Data for processing:
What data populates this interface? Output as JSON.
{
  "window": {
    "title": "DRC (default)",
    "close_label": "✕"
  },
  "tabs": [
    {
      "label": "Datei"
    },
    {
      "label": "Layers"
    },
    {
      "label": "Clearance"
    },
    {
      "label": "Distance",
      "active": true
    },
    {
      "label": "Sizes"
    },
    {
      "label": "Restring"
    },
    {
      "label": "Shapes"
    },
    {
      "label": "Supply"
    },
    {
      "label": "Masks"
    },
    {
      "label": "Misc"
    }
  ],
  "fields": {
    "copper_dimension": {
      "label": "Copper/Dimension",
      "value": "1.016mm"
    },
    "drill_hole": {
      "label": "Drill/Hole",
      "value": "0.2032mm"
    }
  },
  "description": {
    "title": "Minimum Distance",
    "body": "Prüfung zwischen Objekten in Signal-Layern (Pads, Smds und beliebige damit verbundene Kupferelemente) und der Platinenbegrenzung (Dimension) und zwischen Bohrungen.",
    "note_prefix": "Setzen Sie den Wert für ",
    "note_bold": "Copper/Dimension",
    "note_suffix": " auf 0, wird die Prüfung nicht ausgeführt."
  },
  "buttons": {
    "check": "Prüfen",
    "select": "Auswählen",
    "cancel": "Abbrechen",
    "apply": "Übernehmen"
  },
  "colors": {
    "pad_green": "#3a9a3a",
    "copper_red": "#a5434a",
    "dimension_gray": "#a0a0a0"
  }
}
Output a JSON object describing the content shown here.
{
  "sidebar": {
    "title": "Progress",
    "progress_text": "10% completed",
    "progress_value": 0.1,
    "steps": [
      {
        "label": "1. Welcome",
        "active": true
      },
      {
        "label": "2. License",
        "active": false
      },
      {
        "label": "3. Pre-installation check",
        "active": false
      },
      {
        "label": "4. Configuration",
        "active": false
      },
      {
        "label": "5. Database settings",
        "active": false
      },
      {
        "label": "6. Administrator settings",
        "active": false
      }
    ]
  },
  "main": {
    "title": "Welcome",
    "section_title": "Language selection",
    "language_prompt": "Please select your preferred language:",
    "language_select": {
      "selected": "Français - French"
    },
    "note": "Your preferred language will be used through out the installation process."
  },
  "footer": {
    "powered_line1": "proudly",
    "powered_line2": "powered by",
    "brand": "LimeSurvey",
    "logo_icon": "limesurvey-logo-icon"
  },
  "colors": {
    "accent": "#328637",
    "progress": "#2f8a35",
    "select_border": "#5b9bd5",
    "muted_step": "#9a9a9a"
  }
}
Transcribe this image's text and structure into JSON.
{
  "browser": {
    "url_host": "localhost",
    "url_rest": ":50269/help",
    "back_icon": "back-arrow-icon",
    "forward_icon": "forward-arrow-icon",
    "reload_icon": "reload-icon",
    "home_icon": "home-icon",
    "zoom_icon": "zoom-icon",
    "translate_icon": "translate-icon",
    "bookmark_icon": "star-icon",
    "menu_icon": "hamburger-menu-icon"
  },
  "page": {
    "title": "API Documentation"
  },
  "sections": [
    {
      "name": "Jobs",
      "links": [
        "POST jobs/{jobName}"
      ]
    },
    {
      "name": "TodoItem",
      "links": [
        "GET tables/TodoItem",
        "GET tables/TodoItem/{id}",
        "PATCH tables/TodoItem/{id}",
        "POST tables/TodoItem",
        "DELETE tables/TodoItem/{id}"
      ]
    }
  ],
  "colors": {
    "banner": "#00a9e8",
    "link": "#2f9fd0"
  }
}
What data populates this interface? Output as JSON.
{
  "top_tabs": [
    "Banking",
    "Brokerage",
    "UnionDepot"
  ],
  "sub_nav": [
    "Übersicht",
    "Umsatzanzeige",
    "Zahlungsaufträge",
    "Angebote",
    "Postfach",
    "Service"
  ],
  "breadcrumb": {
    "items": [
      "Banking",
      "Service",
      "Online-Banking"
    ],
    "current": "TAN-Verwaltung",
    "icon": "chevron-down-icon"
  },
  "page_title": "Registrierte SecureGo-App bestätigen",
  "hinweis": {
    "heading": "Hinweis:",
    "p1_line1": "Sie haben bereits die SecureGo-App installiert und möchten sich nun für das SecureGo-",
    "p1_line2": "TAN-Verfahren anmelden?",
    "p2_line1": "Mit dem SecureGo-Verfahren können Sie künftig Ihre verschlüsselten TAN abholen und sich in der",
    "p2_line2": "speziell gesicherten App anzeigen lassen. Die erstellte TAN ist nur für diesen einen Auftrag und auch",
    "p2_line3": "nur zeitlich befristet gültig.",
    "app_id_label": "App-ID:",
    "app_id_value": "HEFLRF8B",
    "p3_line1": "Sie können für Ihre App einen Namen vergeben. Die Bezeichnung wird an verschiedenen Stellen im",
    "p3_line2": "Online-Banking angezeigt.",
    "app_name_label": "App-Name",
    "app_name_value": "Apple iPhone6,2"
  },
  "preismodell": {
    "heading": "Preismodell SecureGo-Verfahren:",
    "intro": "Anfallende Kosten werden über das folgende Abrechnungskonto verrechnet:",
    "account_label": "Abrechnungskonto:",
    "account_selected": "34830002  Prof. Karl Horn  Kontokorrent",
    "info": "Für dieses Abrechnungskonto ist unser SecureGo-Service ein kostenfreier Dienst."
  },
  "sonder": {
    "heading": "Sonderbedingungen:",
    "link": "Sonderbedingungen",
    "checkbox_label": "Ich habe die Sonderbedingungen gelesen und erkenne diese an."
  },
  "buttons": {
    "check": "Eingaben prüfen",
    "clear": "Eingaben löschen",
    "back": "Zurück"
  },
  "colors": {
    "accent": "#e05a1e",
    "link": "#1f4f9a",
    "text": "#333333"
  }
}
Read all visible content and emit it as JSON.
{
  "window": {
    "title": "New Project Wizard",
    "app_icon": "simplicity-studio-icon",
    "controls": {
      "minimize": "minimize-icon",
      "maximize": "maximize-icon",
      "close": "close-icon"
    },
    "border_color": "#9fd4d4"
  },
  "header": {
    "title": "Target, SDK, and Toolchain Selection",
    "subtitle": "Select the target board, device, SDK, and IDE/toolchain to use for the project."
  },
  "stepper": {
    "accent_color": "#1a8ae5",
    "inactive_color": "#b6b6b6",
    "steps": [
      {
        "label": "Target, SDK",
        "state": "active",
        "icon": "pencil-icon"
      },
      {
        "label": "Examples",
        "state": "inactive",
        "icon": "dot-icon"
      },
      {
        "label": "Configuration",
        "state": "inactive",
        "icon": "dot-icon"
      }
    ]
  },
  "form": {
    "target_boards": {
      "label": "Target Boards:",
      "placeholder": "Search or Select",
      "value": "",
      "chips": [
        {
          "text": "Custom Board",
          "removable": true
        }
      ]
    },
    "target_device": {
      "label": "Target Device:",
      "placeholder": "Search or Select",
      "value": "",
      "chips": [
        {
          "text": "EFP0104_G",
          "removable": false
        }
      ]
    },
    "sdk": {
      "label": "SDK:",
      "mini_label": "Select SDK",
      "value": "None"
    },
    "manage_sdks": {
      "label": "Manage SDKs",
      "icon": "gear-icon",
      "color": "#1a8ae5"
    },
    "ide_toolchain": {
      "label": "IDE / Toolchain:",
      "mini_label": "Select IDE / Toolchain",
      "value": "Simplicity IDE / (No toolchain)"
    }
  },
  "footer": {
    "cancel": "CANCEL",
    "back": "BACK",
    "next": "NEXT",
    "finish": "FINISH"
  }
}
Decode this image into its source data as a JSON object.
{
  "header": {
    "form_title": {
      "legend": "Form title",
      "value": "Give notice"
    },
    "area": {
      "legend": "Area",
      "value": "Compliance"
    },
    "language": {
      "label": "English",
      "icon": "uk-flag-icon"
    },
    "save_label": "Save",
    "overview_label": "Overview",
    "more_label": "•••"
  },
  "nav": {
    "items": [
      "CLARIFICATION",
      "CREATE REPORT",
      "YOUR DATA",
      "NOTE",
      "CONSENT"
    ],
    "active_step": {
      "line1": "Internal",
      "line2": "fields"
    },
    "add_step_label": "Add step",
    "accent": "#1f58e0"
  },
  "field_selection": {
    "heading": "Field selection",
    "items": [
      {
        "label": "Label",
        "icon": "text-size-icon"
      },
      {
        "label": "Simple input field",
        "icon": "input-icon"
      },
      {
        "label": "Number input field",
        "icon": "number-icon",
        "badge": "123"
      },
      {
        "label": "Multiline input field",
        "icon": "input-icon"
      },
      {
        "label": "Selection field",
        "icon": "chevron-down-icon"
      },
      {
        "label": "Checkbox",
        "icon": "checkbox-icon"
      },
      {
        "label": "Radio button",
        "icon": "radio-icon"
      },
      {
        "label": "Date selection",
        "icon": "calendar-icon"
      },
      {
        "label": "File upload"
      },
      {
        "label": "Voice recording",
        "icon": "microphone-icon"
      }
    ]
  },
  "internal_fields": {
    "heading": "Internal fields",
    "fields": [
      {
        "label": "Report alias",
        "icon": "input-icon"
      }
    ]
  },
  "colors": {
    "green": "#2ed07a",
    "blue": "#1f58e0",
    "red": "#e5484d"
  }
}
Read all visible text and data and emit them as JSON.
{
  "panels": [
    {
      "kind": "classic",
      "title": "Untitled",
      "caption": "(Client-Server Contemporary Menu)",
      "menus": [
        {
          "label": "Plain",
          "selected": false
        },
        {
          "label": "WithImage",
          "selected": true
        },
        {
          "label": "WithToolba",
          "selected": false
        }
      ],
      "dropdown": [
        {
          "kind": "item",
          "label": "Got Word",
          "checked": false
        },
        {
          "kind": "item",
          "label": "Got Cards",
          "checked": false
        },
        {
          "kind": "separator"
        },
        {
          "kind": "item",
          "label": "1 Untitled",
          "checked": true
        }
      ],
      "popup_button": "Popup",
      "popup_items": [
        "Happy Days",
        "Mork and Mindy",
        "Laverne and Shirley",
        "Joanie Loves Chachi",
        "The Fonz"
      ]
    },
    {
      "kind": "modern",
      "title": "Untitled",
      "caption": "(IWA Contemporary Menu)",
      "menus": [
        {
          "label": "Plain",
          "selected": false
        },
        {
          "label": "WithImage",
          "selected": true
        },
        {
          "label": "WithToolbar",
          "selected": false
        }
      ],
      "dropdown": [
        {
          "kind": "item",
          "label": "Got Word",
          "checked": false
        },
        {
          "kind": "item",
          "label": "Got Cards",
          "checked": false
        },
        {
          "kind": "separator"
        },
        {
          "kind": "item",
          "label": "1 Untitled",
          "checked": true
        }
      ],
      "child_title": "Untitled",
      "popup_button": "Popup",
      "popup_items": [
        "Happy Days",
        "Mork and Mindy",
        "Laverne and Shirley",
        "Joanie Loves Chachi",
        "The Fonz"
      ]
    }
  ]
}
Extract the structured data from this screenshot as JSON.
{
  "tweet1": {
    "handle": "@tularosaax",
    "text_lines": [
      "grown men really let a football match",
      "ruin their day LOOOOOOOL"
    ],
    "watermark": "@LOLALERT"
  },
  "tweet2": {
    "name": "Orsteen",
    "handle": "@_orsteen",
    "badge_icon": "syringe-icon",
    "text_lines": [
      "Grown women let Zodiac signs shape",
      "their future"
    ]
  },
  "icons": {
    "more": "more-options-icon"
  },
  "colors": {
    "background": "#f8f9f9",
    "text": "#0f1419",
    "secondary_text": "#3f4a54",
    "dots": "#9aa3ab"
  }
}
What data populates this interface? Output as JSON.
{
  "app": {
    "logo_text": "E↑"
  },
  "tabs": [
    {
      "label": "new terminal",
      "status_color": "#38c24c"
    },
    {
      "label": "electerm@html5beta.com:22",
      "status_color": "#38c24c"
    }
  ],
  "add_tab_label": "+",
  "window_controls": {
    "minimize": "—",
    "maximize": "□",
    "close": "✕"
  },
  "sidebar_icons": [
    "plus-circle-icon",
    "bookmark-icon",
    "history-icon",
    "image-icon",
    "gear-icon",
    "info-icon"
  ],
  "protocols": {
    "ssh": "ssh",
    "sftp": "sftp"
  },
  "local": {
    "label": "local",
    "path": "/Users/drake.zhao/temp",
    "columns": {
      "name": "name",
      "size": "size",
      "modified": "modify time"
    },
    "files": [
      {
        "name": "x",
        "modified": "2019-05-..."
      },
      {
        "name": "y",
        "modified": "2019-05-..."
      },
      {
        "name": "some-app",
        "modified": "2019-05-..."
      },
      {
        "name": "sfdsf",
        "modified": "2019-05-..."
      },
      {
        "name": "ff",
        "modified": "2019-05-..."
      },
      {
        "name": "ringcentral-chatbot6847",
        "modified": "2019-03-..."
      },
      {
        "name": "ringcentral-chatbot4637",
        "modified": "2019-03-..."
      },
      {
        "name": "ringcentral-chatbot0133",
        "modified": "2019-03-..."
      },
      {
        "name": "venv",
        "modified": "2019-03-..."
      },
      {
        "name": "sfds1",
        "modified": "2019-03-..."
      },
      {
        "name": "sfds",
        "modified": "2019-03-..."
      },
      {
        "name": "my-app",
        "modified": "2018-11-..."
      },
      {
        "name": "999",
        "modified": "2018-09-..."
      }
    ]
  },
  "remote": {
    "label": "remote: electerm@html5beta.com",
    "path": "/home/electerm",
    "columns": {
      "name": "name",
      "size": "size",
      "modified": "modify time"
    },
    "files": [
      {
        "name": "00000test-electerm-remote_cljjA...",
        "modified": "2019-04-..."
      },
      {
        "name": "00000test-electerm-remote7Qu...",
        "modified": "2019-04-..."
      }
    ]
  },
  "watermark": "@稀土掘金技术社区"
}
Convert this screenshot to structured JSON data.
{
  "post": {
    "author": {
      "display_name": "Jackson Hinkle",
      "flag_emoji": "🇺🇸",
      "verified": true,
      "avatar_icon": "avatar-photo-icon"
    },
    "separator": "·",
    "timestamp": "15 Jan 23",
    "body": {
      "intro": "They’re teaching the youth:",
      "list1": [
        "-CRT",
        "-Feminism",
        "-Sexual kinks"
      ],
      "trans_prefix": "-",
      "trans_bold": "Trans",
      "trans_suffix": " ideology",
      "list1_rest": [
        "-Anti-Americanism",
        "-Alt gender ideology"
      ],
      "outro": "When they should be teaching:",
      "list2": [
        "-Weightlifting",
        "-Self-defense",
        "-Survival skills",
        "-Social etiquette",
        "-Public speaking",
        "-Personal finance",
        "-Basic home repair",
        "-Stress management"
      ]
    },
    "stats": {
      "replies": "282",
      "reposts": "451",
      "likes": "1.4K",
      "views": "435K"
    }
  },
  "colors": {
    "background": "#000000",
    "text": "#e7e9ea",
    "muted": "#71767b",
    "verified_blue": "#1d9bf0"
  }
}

Task objective:
Report every line containing the word "home" from the listing above.

Task solution:
    "home_icon": "home-icon",
    "path": "/home/electerm",
        "-Basic home repair",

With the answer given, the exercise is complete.